Data records
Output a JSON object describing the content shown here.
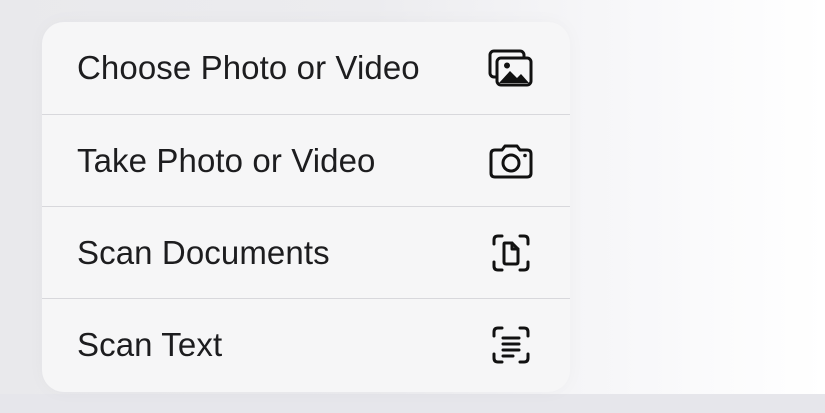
{
  "menu": {
    "items": [
      {
        "label": "Choose Photo or Video",
        "icon": "photo-library-icon"
      },
      {
        "label": "Take Photo or Video",
        "icon": "camera-icon"
      },
      {
        "label": "Scan Documents",
        "icon": "document-scanner-icon"
      },
      {
        "label": "Scan Text",
        "icon": "text-scanner-icon"
      }
    ]
  }
}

### WHAT YOU NEED TO DO
Quote the preceding listing precisely and completely, omitting its images.

### TASK RESPONSE
Output a JSON object describing the content shown here.
{
  "menu": {
    "items": [
      {
        "label": "Choose Photo or Video",
        "icon": "photo-library-icon"
      },
      {
        "label": "Take Photo or Video",
        "icon": "camera-icon"
      },
      {
        "label": "Scan Documents",
        "icon": "document-scanner-icon"
      },
      {
        "label": "Scan Text",
        "icon": "text-scanner-icon"
      }
    ]
  }
}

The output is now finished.